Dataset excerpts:
——

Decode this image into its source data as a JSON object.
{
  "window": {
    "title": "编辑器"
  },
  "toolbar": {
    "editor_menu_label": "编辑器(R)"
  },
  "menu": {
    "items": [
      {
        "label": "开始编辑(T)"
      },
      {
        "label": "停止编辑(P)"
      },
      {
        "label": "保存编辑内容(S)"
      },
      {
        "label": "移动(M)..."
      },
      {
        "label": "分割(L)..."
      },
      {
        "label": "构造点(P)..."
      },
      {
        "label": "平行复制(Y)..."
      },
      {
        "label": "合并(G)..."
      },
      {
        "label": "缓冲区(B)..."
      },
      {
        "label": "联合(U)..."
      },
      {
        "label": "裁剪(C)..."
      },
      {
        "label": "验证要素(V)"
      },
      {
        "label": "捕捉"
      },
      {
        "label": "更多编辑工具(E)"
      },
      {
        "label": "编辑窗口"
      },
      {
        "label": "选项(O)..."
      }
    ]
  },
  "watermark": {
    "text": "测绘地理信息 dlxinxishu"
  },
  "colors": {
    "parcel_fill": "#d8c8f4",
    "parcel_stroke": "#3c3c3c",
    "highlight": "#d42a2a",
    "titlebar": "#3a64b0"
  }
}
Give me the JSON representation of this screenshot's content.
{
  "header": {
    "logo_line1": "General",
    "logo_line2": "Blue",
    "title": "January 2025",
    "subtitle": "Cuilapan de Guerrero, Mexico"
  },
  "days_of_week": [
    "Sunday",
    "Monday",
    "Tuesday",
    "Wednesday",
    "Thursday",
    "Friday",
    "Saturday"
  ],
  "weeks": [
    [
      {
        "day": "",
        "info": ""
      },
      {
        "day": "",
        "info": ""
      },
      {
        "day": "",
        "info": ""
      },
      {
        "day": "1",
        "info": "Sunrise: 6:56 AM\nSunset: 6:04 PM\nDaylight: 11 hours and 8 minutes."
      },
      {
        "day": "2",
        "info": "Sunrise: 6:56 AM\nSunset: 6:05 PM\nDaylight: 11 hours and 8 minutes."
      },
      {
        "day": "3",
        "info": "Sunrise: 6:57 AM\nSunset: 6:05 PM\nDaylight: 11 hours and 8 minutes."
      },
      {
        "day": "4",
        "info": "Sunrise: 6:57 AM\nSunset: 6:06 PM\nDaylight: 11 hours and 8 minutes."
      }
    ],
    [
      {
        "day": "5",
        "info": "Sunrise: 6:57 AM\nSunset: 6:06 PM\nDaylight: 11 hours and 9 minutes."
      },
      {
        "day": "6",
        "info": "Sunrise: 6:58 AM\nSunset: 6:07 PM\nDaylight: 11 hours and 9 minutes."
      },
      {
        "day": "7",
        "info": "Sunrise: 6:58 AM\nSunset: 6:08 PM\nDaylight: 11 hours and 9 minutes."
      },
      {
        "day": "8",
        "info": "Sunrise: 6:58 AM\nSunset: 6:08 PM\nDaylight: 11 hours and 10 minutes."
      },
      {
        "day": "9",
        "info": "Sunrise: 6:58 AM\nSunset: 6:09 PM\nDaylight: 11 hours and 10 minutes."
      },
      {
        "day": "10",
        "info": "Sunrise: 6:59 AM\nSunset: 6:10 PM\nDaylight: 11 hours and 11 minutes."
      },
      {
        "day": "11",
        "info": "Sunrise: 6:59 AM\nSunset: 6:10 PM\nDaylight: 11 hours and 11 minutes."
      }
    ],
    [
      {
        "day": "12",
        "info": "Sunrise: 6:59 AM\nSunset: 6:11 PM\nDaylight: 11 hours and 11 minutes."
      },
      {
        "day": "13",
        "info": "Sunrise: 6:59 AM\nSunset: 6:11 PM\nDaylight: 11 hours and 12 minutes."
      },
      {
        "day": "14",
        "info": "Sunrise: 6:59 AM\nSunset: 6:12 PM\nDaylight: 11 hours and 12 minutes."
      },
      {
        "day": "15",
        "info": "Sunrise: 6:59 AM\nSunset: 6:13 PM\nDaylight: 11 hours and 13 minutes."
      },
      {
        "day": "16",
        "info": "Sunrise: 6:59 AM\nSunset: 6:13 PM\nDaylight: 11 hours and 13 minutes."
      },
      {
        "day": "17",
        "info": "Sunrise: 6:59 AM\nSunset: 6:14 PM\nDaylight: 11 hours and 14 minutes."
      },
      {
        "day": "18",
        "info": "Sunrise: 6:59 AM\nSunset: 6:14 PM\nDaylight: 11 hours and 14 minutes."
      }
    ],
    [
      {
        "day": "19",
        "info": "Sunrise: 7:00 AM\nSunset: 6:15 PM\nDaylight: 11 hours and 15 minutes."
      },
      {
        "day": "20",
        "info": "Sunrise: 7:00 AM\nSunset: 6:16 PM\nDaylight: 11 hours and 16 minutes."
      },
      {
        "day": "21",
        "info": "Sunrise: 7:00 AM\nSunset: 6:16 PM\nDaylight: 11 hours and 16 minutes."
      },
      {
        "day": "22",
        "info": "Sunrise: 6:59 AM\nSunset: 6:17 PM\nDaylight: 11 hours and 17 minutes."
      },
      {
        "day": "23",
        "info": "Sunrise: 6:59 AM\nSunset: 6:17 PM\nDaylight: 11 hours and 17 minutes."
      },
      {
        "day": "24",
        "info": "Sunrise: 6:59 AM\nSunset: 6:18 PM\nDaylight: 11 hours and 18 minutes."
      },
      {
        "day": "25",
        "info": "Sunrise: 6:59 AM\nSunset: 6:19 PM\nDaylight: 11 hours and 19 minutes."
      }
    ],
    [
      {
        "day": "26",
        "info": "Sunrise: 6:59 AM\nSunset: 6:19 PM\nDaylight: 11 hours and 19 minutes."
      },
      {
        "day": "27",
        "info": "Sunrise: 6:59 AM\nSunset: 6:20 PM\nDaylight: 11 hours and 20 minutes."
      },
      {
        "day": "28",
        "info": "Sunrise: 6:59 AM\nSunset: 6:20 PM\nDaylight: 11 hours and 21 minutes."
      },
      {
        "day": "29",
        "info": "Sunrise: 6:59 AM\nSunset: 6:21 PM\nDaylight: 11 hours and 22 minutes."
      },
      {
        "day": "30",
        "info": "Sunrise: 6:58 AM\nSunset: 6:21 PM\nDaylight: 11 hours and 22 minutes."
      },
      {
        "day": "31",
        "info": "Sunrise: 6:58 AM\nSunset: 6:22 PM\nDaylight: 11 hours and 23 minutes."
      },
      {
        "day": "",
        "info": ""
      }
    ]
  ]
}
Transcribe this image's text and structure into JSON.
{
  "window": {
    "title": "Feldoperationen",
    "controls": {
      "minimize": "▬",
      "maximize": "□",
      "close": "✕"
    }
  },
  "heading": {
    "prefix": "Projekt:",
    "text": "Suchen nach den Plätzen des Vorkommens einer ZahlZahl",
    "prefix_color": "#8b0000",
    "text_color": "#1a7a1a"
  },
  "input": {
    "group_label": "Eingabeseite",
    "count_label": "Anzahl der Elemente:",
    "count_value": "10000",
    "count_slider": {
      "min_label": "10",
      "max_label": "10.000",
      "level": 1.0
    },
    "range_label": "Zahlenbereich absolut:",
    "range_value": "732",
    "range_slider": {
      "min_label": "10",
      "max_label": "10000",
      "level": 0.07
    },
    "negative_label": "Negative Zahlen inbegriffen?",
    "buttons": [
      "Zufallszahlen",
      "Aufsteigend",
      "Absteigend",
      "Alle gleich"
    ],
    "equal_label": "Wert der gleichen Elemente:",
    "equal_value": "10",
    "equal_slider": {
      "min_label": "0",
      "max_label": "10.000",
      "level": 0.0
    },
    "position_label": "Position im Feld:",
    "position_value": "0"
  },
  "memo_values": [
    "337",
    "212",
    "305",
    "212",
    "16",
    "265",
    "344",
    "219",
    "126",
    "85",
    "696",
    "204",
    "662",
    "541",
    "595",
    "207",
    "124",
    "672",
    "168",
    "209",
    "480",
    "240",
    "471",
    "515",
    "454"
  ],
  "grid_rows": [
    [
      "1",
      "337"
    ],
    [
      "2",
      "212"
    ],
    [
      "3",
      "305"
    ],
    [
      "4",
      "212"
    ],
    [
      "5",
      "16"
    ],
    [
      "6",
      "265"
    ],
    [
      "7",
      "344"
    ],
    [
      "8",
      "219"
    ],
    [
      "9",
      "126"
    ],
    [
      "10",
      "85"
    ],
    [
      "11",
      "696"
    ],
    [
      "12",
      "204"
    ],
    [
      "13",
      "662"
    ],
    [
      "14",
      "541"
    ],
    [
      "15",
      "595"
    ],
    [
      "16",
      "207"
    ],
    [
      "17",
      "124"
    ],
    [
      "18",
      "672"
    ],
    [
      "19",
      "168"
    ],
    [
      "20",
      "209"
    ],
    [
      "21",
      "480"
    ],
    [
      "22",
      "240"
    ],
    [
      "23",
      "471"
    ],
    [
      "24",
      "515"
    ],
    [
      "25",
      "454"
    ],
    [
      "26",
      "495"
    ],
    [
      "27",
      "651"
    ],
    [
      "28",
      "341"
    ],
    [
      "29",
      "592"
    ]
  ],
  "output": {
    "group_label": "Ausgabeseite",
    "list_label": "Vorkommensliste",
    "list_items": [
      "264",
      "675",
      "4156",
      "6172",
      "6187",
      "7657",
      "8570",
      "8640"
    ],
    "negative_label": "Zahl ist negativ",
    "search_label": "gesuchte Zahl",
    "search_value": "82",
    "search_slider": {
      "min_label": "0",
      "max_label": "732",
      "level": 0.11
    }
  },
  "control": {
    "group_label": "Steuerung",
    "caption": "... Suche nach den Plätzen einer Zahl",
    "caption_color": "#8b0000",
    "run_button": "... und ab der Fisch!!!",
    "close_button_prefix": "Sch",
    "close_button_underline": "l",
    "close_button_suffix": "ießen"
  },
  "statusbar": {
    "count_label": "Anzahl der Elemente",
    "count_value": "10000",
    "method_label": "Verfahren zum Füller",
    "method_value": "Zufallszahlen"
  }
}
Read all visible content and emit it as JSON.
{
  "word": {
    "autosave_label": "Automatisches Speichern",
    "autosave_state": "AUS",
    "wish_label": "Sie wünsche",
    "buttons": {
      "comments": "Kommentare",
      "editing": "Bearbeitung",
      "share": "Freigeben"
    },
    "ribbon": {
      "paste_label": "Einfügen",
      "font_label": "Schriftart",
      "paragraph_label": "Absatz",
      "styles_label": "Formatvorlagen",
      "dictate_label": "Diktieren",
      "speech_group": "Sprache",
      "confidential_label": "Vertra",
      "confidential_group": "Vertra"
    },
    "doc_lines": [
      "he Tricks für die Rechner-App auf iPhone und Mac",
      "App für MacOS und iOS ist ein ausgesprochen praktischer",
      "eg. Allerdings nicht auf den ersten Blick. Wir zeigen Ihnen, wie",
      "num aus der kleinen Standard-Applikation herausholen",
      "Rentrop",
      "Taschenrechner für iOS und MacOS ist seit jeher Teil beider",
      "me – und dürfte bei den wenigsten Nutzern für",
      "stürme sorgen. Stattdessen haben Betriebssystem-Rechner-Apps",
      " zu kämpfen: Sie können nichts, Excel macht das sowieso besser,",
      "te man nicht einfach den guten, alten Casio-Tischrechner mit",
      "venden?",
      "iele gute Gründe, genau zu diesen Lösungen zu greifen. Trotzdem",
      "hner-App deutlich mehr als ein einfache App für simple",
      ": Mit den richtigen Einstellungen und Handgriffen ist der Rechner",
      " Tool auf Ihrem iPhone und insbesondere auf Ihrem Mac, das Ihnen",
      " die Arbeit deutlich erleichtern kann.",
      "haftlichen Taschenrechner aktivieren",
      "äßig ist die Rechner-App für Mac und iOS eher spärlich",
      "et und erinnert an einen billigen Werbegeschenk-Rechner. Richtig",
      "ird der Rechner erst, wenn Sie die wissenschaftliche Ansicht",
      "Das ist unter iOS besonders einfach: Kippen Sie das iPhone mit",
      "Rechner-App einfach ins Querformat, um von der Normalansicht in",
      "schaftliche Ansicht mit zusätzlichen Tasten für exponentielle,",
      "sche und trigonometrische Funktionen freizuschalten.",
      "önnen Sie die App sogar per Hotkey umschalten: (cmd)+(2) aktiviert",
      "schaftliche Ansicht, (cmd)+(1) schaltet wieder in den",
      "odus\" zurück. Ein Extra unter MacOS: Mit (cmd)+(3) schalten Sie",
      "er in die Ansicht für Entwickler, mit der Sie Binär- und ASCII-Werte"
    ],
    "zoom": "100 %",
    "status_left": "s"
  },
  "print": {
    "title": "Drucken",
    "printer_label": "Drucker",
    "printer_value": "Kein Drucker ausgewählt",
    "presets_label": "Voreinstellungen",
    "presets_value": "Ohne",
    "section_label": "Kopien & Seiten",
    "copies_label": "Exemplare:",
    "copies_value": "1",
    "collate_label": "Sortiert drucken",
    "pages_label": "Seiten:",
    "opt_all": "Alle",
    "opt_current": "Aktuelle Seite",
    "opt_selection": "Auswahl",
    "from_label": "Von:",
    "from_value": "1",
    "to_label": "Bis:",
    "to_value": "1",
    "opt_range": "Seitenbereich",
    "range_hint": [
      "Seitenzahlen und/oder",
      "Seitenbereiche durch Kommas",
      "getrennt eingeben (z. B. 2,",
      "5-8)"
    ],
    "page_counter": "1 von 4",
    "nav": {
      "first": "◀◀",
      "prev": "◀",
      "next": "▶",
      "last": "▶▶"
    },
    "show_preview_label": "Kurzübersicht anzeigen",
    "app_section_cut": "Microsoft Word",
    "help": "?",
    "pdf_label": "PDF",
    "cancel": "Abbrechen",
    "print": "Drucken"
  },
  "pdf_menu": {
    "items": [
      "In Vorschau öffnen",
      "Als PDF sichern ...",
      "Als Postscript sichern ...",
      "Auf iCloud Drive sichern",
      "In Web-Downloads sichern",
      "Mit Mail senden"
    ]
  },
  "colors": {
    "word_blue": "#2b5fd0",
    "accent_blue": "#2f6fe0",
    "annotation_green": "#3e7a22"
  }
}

——

• _TO BE DONE_
State the count of lines above containing the string "einer", and add nothing to it.

• _EXERCISE RESPONSE_
2